# Work required
Quote the listing below in its entirety.

# Saved data entries

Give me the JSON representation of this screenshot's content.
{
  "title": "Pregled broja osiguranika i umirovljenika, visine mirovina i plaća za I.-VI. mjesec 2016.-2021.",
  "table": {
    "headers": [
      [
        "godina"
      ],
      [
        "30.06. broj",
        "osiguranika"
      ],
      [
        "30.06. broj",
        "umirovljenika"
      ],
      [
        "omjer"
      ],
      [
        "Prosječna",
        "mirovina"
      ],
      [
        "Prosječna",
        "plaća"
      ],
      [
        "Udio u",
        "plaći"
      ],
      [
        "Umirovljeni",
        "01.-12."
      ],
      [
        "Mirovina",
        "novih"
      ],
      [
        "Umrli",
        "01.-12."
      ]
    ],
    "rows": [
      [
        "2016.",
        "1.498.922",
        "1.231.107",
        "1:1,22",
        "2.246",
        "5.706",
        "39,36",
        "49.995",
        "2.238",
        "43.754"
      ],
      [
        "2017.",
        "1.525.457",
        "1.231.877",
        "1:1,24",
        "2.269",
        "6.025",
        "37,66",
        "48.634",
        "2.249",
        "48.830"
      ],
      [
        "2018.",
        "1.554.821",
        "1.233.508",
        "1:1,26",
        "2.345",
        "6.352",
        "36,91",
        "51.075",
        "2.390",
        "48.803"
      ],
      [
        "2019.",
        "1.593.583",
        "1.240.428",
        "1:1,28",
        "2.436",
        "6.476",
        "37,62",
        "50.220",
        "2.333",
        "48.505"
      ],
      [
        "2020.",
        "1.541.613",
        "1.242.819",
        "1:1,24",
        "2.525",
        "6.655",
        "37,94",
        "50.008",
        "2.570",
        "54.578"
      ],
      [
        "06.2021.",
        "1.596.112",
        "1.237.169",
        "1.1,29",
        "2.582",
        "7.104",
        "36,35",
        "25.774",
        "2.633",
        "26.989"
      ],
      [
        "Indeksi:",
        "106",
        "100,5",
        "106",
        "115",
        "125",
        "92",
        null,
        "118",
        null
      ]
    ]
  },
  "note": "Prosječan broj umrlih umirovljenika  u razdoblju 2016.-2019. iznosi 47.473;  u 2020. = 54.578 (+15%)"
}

# Solution to this problem
Give me the JSON representation of this screenshot's content.
{
  "title": "Pregled broja osiguranika i umirovljenika, visine mirovina i plaća za I.-VI. mjesec 2016.-2021.",
  "table": {
    "headers": [
      [
        "godina"
      ],
      [
        "30.06. broj",
        "osiguranika"
      ],
      [
        "30.06. broj",
        "umirovljenika"
      ],
      [
        "omjer"
      ],
      [
        "Prosječna",
        "mirovina"
      ],
      [
        "Prosječna",
        "plaća"
      ],
      [
        "Udio u",
        "plaći"
      ],
      [
        "Umirovljeni",
        "01.-12."
      ],
      [
        "Mirovina",
        "novih"
      ],
      [
        "Umrli",
        "01.-12."
      ]
    ],
    "rows": [
      [
        "2016.",
        "1.498.922",
        "1.231.107",
        "1:1,22",
        "2.246",
        "5.706",
        "39,36",
        "49.995",
        "2.238",
        "43.754"
      ],
      [
        "2017.",
        "1.525.457",
        "1.231.877",
        "1:1,24",
        "2.269",
        "6.025",
        "37,66",
        "48.634",
        "2.249",
        "48.830"
      ],
      [
        "2018.",
        "1.554.821",
        "1.233.508",
        "1:1,26",
        "2.345",
        "6.352",
        "36,91",
        "51.075",
        "2.390",
        "48.803"
      ],
      [
        "2019.",
        "1.593.583",
        "1.240.428",
        "1:1,28",
        "2.436",
        "6.476",
        "37,62",
        "50.220",
        "2.333",
        "48.505"
      ],
      [
        "2020.",
        "1.541.613",
        "1.242.819",
        "1:1,24",
        "2.525",
        "6.655",
        "37,94",
        "50.008",
        "2.570",
        "54.578"
      ],
      [
        "06.2021.",
        "1.596.112",
        "1.237.169",
        "1.1,29",
        "2.582",
        "7.104",
        "36,35",
        "25.774",
        "2.633",
        "26.989"
      ],
      [
        "Indeksi:",
        "106",
        "100,5",
        "106",
        "115",
        "125",
        "92",
        null,
        "118",
        null
      ]
    ]
  },
  "note": "Prosječan broj umrlih umirovljenika  u razdoblju 2016.-2019. iznosi 47.473;  u 2020. = 54.578 (+15%)"
}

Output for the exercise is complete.